Dataset extract:
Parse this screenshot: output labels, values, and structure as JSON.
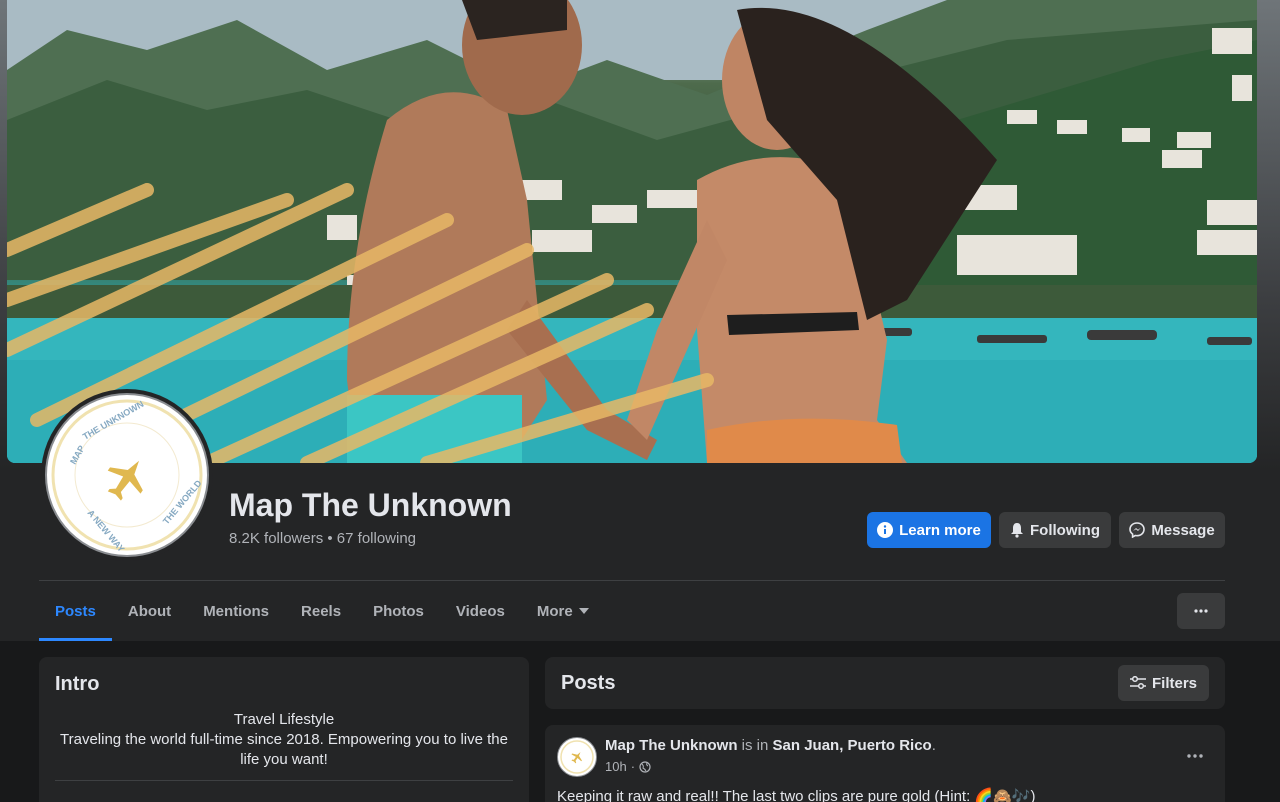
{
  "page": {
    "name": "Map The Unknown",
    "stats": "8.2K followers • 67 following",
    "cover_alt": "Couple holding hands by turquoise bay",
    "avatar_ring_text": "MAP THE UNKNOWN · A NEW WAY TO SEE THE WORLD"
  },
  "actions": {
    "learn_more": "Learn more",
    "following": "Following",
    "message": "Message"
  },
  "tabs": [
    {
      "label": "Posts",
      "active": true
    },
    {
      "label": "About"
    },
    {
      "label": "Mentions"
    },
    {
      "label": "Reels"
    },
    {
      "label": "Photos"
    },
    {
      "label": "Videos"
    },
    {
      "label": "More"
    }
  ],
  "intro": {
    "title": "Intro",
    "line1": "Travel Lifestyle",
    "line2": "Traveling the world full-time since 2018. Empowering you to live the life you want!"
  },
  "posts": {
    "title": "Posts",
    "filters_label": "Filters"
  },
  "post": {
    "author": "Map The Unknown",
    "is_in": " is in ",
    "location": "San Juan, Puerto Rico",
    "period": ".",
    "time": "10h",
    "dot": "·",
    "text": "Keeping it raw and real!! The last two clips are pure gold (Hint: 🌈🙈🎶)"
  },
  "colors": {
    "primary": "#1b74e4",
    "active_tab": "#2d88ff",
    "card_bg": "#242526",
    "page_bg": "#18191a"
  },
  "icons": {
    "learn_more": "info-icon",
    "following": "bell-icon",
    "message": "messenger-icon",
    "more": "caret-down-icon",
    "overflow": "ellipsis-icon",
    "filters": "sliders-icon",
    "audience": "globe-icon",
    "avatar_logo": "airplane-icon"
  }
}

What the exercise asks:
Identify each line of the material where the word "following" shows up, and copy it.

The output:
    "stats": "8.2K followers • 67 following",
    "following": "Following",
    "following": "bell-icon",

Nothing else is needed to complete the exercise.